[Figure collection entries]
>>>>>
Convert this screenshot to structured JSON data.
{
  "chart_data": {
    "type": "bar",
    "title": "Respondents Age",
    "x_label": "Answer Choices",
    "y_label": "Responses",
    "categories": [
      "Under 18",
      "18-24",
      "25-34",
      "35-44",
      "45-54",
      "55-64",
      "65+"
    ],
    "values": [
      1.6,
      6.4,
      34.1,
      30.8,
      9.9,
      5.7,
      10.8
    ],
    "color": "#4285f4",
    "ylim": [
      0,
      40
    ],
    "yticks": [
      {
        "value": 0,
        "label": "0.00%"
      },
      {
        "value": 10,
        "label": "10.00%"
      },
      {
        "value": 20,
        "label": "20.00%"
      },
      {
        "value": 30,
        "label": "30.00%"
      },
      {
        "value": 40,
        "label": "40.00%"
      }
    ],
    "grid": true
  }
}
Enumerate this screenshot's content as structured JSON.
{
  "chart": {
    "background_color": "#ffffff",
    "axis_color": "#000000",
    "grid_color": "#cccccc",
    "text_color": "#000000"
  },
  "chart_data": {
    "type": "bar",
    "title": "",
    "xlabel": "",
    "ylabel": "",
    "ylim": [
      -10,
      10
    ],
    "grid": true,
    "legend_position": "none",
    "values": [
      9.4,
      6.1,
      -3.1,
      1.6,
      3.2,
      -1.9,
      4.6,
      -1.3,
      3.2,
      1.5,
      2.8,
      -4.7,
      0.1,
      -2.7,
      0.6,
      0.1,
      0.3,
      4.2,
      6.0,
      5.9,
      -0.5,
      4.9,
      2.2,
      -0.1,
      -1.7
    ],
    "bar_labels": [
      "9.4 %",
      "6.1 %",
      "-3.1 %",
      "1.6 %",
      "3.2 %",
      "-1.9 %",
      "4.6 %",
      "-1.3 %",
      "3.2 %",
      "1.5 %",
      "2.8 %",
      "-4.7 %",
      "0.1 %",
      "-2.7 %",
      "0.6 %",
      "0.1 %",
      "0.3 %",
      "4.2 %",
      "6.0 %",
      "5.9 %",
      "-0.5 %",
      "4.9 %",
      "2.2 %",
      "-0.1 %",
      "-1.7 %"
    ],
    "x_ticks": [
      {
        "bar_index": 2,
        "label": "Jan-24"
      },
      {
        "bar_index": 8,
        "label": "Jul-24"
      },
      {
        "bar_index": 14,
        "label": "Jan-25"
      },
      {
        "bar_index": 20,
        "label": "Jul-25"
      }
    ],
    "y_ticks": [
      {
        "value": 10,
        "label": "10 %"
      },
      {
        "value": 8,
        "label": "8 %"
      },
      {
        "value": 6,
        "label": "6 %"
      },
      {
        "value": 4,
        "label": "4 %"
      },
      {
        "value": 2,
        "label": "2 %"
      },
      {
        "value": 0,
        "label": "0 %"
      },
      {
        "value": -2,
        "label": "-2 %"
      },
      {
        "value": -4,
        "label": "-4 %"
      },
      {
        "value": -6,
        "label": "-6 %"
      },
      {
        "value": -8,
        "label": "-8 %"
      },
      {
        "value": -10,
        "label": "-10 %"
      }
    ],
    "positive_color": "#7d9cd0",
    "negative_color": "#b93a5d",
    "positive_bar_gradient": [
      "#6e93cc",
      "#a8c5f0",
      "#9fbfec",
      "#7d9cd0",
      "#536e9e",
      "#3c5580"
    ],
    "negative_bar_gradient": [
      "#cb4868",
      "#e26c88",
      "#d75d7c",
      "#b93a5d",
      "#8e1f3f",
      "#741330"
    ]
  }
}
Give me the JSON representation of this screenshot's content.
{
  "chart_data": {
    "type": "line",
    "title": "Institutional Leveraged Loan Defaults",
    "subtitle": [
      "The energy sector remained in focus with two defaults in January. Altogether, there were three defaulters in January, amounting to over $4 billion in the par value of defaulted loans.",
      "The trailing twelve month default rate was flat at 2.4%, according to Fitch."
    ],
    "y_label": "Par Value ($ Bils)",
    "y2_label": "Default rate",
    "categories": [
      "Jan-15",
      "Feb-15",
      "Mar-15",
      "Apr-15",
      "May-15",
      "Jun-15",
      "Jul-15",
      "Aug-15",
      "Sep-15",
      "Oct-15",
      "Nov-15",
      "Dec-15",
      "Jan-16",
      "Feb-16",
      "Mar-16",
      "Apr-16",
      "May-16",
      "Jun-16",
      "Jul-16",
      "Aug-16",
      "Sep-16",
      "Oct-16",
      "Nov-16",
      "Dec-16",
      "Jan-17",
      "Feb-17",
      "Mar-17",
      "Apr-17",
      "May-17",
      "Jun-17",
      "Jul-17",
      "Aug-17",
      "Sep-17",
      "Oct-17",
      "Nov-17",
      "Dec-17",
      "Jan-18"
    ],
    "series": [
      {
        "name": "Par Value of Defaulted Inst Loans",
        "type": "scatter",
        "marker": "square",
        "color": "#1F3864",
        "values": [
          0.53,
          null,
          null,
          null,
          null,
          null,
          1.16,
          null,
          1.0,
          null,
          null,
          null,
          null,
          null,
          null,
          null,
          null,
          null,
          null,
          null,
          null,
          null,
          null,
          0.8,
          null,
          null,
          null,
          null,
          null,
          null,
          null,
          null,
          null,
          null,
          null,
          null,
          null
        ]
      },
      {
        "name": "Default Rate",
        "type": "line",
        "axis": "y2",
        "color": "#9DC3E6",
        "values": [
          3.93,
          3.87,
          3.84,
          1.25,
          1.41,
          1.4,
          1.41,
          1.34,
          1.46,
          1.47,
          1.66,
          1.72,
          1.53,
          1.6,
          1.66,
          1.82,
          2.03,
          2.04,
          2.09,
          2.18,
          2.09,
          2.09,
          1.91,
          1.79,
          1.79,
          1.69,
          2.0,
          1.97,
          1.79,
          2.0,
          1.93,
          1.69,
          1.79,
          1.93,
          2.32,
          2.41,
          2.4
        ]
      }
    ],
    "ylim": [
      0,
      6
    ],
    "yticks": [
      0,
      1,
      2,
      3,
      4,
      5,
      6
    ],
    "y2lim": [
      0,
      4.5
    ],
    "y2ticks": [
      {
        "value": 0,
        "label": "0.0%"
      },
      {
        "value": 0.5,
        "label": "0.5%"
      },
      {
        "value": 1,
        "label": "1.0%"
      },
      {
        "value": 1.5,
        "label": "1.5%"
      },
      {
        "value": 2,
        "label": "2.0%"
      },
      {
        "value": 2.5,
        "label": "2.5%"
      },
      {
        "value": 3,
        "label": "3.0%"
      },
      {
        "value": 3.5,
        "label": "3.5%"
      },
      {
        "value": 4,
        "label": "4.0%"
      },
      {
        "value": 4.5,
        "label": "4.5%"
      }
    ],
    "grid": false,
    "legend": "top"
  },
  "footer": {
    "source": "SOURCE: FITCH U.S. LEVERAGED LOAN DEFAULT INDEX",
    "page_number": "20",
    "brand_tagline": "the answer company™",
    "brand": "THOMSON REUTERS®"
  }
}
<<<<<
_Goal_
Every record above must be duplicated exactly.

_Result of this exercise_
Convert this screenshot to structured JSON data.
{
  "chart_data": {
    "type": "bar",
    "title": "Respondents Age",
    "x_label": "Answer Choices",
    "y_label": "Responses",
    "categories": [
      "Under 18",
      "18-24",
      "25-34",
      "35-44",
      "45-54",
      "55-64",
      "65+"
    ],
    "values": [
      1.6,
      6.4,
      34.1,
      30.8,
      9.9,
      5.7,
      10.8
    ],
    "color": "#4285f4",
    "ylim": [
      0,
      40
    ],
    "yticks": [
      {
        "value": 0,
        "label": "0.00%"
      },
      {
        "value": 10,
        "label": "10.00%"
      },
      {
        "value": 20,
        "label": "20.00%"
      },
      {
        "value": 30,
        "label": "30.00%"
      },
      {
        "value": 40,
        "label": "40.00%"
      }
    ],
    "grid": true
  }
}
Enumerate this screenshot's content as structured JSON.
{
  "chart": {
    "background_color": "#ffffff",
    "axis_color": "#000000",
    "grid_color": "#cccccc",
    "text_color": "#000000"
  },
  "chart_data": {
    "type": "bar",
    "title": "",
    "xlabel": "",
    "ylabel": "",
    "ylim": [
      -10,
      10
    ],
    "grid": true,
    "legend_position": "none",
    "values": [
      9.4,
      6.1,
      -3.1,
      1.6,
      3.2,
      -1.9,
      4.6,
      -1.3,
      3.2,
      1.5,
      2.8,
      -4.7,
      0.1,
      -2.7,
      0.6,
      0.1,
      0.3,
      4.2,
      6.0,
      5.9,
      -0.5,
      4.9,
      2.2,
      -0.1,
      -1.7
    ],
    "bar_labels": [
      "9.4 %",
      "6.1 %",
      "-3.1 %",
      "1.6 %",
      "3.2 %",
      "-1.9 %",
      "4.6 %",
      "-1.3 %",
      "3.2 %",
      "1.5 %",
      "2.8 %",
      "-4.7 %",
      "0.1 %",
      "-2.7 %",
      "0.6 %",
      "0.1 %",
      "0.3 %",
      "4.2 %",
      "6.0 %",
      "5.9 %",
      "-0.5 %",
      "4.9 %",
      "2.2 %",
      "-0.1 %",
      "-1.7 %"
    ],
    "x_ticks": [
      {
        "bar_index": 2,
        "label": "Jan-24"
      },
      {
        "bar_index": 8,
        "label": "Jul-24"
      },
      {
        "bar_index": 14,
        "label": "Jan-25"
      },
      {
        "bar_index": 20,
        "label": "Jul-25"
      }
    ],
    "y_ticks": [
      {
        "value": 10,
        "label": "10 %"
      },
      {
        "value": 8,
        "label": "8 %"
      },
      {
        "value": 6,
        "label": "6 %"
      },
      {
        "value": 4,
        "label": "4 %"
      },
      {
        "value": 2,
        "label": "2 %"
      },
      {
        "value": 0,
        "label": "0 %"
      },
      {
        "value": -2,
        "label": "-2 %"
      },
      {
        "value": -4,
        "label": "-4 %"
      },
      {
        "value": -6,
        "label": "-6 %"
      },
      {
        "value": -8,
        "label": "-8 %"
      },
      {
        "value": -10,
        "label": "-10 %"
      }
    ],
    "positive_color": "#7d9cd0",
    "negative_color": "#b93a5d",
    "positive_bar_gradient": [
      "#6e93cc",
      "#a8c5f0",
      "#9fbfec",
      "#7d9cd0",
      "#536e9e",
      "#3c5580"
    ],
    "negative_bar_gradient": [
      "#cb4868",
      "#e26c88",
      "#d75d7c",
      "#b93a5d",
      "#8e1f3f",
      "#741330"
    ]
  }
}
Give me the JSON representation of this screenshot's content.
{
  "chart_data": {
    "type": "line",
    "title": "Institutional Leveraged Loan Defaults",
    "subtitle": [
      "The energy sector remained in focus with two defaults in January. Altogether, there were three defaulters in January, amounting to over $4 billion in the par value of defaulted loans.",
      "The trailing twelve month default rate was flat at 2.4%, according to Fitch."
    ],
    "y_label": "Par Value ($ Bils)",
    "y2_label": "Default rate",
    "categories": [
      "Jan-15",
      "Feb-15",
      "Mar-15",
      "Apr-15",
      "May-15",
      "Jun-15",
      "Jul-15",
      "Aug-15",
      "Sep-15",
      "Oct-15",
      "Nov-15",
      "Dec-15",
      "Jan-16",
      "Feb-16",
      "Mar-16",
      "Apr-16",
      "May-16",
      "Jun-16",
      "Jul-16",
      "Aug-16",
      "Sep-16",
      "Oct-16",
      "Nov-16",
      "Dec-16",
      "Jan-17",
      "Feb-17",
      "Mar-17",
      "Apr-17",
      "May-17",
      "Jun-17",
      "Jul-17",
      "Aug-17",
      "Sep-17",
      "Oct-17",
      "Nov-17",
      "Dec-17",
      "Jan-18"
    ],
    "series": [
      {
        "name": "Par Value of Defaulted Inst Loans",
        "type": "scatter",
        "marker": "square",
        "color": "#1F3864",
        "values": [
          0.53,
          null,
          null,
          null,
          null,
          null,
          1.16,
          null,
          1.0,
          null,
          null,
          null,
          null,
          null,
          null,
          null,
          null,
          null,
          null,
          null,
          null,
          null,
          null,
          0.8,
          null,
          null,
          null,
          null,
          null,
          null,
          null,
          null,
          null,
          null,
          null,
          null,
          null
        ]
      },
      {
        "name": "Default Rate",
        "type": "line",
        "axis": "y2",
        "color": "#9DC3E6",
        "values": [
          3.93,
          3.87,
          3.84,
          1.25,
          1.41,
          1.4,
          1.41,
          1.34,
          1.46,
          1.47,
          1.66,
          1.72,
          1.53,
          1.6,
          1.66,
          1.82,
          2.03,
          2.04,
          2.09,
          2.18,
          2.09,
          2.09,
          1.91,
          1.79,
          1.79,
          1.69,
          2.0,
          1.97,
          1.79,
          2.0,
          1.93,
          1.69,
          1.79,
          1.93,
          2.32,
          2.41,
          2.4
        ]
      }
    ],
    "ylim": [
      0,
      6
    ],
    "yticks": [
      0,
      1,
      2,
      3,
      4,
      5,
      6
    ],
    "y2lim": [
      0,
      4.5
    ],
    "y2ticks": [
      {
        "value": 0,
        "label": "0.0%"
      },
      {
        "value": 0.5,
        "label": "0.5%"
      },
      {
        "value": 1,
        "label": "1.0%"
      },
      {
        "value": 1.5,
        "label": "1.5%"
      },
      {
        "value": 2,
        "label": "2.0%"
      },
      {
        "value": 2.5,
        "label": "2.5%"
      },
      {
        "value": 3,
        "label": "3.0%"
      },
      {
        "value": 3.5,
        "label": "3.5%"
      },
      {
        "value": 4,
        "label": "4.0%"
      },
      {
        "value": 4.5,
        "label": "4.5%"
      }
    ],
    "grid": false,
    "legend": "top"
  },
  "footer": {
    "source": "SOURCE: FITCH U.S. LEVERAGED LOAN DEFAULT INDEX",
    "page_number": "20",
    "brand_tagline": "the answer company™",
    "brand": "THOMSON REUTERS®"
  }
}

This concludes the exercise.